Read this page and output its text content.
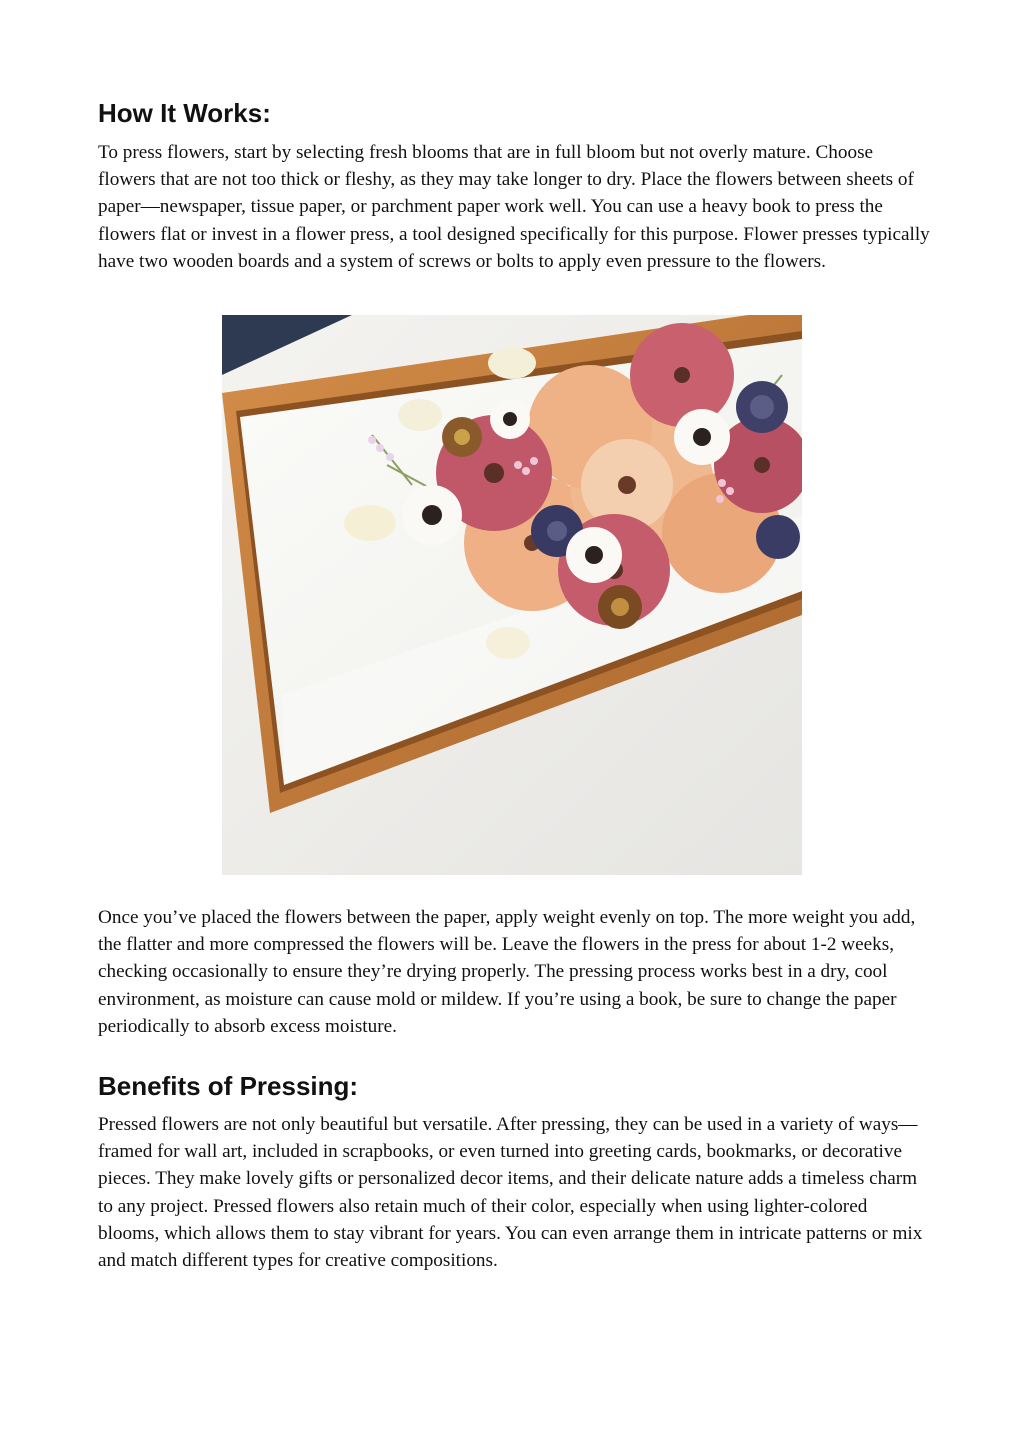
How It Works:

To press flowers, start by selecting fresh blooms that are in full bloom but not overly mature. Choose flowers that are not too thick or fleshy, as they may take longer to dry. Place the flowers between sheets of paper—newspaper, tissue paper, or parchment paper work well. You can use a heavy book to press the flowers flat or invest in a flower press, a tool designed specifically for this purpose. Flower presses typically have two wooden boards and a system of screws or bolts to apply even pressure to the flowers.

Once you’ve placed the flowers between the paper, apply weight evenly on top. The more weight you add, the flatter and more compressed the flowers will be. Leave the flowers in the press for about 1-2 weeks, checking occasionally to ensure they’re drying properly. The pressing process works best in a dry, cool environment, as moisture can cause mold or mildew. If you’re using a book, be sure to change the paper periodically to absorb excess moisture.

Benefits of Pressing:

Pressed flowers are not only beautiful but versatile. After pressing, they can be used in a variety of ways—framed for wall art, included in scrapbooks, or even turned into greeting cards, bookmarks, or decorative pieces. They make lovely gifts or personalized decor items, and their delicate nature adds a timeless charm to any project. Pressed flowers also retain much of their color, especially when using lighter-colored blooms, which allows them to stay vibrant for years. You can even arrange them in intricate patterns or mix and match different types for creative compositions.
────────
None of the pictures should appear; repeat the records exactly otherwise.

Read this page and output its text content.
How It Works:

To press flowers, start by selecting fresh blooms that are in full bloom but not overly mature. Choose flowers that are not too thick or fleshy, as they may take longer to dry. Place the flowers between sheets of paper—newspaper, tissue paper, or parchment paper work well. You can use a heavy book to press the flowers flat or invest in a flower press, a tool designed specifically for this purpose. Flower presses typically have two wooden boards and a system of screws or bolts to apply even pressure to the flowers.

Once you’ve placed the flowers between the paper, apply weight evenly on top. The more weight you add, the flatter and more compressed the flowers will be. Leave the flowers in the press for about 1-2 weeks, checking occasionally to ensure they’re drying properly. The pressing process works best in a dry, cool environment, as moisture can cause mold or mildew. If you’re using a book, be sure to change the paper periodically to absorb excess moisture.

Benefits of Pressing:

Pressed flowers are not only beautiful but versatile. After pressing, they can be used in a variety of ways—framed for wall art, included in scrapbooks, or even turned into greeting cards, bookmarks, or decorative pieces. They make lovely gifts or personalized decor items, and their delicate nature adds a timeless charm to any project. Pressed flowers also retain much of their color, especially when using lighter-colored blooms, which allows them to stay vibrant for years. You can even arrange them in intricate patterns or mix and match different types for creative compositions.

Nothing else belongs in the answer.